__RECORDS PROVIDED__.
"""

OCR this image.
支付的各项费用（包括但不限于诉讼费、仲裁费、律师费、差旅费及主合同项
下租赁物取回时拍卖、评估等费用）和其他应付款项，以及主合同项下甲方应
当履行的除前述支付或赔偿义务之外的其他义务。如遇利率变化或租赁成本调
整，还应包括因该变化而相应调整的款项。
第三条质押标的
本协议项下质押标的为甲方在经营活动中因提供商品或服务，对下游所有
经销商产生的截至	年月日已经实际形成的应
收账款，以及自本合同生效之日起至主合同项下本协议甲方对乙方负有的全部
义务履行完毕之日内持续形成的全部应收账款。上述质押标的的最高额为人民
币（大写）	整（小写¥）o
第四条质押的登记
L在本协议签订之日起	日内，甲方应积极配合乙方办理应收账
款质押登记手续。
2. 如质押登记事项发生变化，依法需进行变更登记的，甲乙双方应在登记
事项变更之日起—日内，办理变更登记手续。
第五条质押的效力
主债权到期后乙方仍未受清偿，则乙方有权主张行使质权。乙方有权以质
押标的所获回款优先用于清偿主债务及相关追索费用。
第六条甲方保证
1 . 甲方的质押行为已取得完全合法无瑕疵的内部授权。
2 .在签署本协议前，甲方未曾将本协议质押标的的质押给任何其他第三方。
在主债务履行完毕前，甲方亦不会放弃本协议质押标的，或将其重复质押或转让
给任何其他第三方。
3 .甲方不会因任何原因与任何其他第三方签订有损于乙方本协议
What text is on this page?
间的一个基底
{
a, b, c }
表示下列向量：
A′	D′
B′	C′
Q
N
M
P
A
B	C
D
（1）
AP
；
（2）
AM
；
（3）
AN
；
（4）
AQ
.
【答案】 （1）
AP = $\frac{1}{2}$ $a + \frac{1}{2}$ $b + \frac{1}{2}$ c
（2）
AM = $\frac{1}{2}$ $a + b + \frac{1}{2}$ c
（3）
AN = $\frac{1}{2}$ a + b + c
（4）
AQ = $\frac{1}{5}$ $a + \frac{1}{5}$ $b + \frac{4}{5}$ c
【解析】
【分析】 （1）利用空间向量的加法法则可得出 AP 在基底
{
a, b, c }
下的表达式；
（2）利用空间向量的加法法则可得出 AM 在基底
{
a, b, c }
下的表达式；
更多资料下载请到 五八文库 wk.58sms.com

"""

__AIM OF THE TASK__. Write the data from above out again, exactly.

__RESULT OF THIS EXERCISE__.
OCR this image.
支付的各项费用（包括但不限于诉讼费、仲裁费、律师费、差旅费及主合同项
下租赁物取回时拍卖、评估等费用）和其他应付款项，以及主合同项下甲方应
当履行的除前述支付或赔偿义务之外的其他义务。如遇利率变化或租赁成本调
整，还应包括因该变化而相应调整的款项。
第三条质押标的
本协议项下质押标的为甲方在经营活动中因提供商品或服务，对下游所有
经销商产生的截至	年月日已经实际形成的应
收账款，以及自本合同生效之日起至主合同项下本协议甲方对乙方负有的全部
义务履行完毕之日内持续形成的全部应收账款。上述质押标的的最高额为人民
币（大写）	整（小写¥）o
第四条质押的登记
L在本协议签订之日起	日内，甲方应积极配合乙方办理应收账
款质押登记手续。
2. 如质押登记事项发生变化，依法需进行变更登记的，甲乙双方应在登记
事项变更之日起—日内，办理变更登记手续。
第五条质押的效力
主债权到期后乙方仍未受清偿，则乙方有权主张行使质权。乙方有权以质
押标的所获回款优先用于清偿主债务及相关追索费用。
第六条甲方保证
1 . 甲方的质押行为已取得完全合法无瑕疵的内部授权。
2 .在签署本协议前，甲方未曾将本协议质押标的的质押给任何其他第三方。
在主债务履行完毕前，甲方亦不会放弃本协议质押标的，或将其重复质押或转让
给任何其他第三方。
3 .甲方不会因任何原因与任何其他第三方签订有损于乙方本协议
What text is on this page?
间的一个基底
{
a, b, c }
表示下列向量：
A′	D′
B′	C′
Q
N
M
P
A
B	C
D
（1）
AP
；
（2）
AM
；
（3）
AN
；
（4）
AQ
.
【答案】 （1）
AP = $\frac{1}{2}$ $a + \frac{1}{2}$ $b + \frac{1}{2}$ c
（2）
AM = $\frac{1}{2}$ $a + b + \frac{1}{2}$ c
（3）
AN = $\frac{1}{2}$ a + b + c
（4）
AQ = $\frac{1}{5}$ $a + \frac{1}{5}$ $b + \frac{4}{5}$ c
【解析】
【分析】 （1）利用空间向量的加法法则可得出 AP 在基底
{
a, b, c }
下的表达式；
（2）利用空间向量的加法法则可得出 AM 在基底
{
a, b, c }
下的表达式；
更多资料下载请到 五八文库 wk.58sms.com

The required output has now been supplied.